▶ [Dataset excerpts]:
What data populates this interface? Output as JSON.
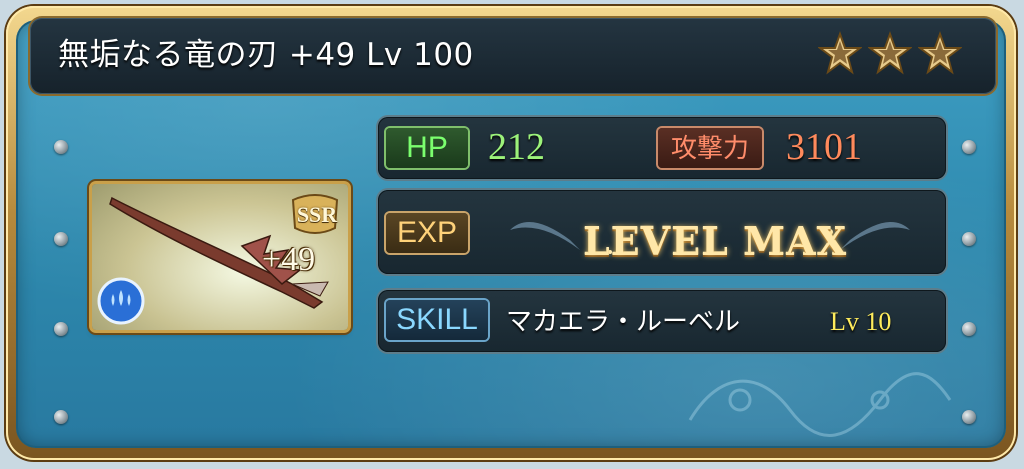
{
  "item": {
    "title": "無垢なる竜の刃 +49 Lv 100",
    "rarity_badge": "SSR",
    "plus_label": "+49",
    "stars_filled": 3
  },
  "stats": {
    "hp_label": "HP",
    "hp_value": "212",
    "atk_label": "攻撃力",
    "atk_value": "3101",
    "exp_label": "EXP",
    "exp_status": "LEVEL MAX"
  },
  "skill": {
    "label": "SKILL",
    "name": "マカエラ・ルーベル",
    "level": "Lv 10"
  },
  "colors": {
    "panel": "#2d88ad",
    "hp": "#9cf27a",
    "atk": "#ff8a5c",
    "skill_level": "#ffec5c",
    "gold_frame": "#c9a04a"
  },
  "icons": {
    "element": "water-element-icon",
    "star": "star-icon"
  }
}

▶ [DESCRIPTION OF THE TASK]: Go through the entries above and print each one exactly, minus the pictures.

▶ [OUTPUT OF THE EXERCISE]:
What data populates this interface? Output as JSON.
{
  "item": {
    "title": "無垢なる竜の刃 +49 Lv 100",
    "rarity_badge": "SSR",
    "plus_label": "+49",
    "stars_filled": 3
  },
  "stats": {
    "hp_label": "HP",
    "hp_value": "212",
    "atk_label": "攻撃力",
    "atk_value": "3101",
    "exp_label": "EXP",
    "exp_status": "LEVEL MAX"
  },
  "skill": {
    "label": "SKILL",
    "name": "マカエラ・ルーベル",
    "level": "Lv 10"
  },
  "colors": {
    "panel": "#2d88ad",
    "hp": "#9cf27a",
    "atk": "#ff8a5c",
    "skill_level": "#ffec5c",
    "gold_frame": "#c9a04a"
  },
  "icons": {
    "element": "water-element-icon",
    "star": "star-icon"
  }
}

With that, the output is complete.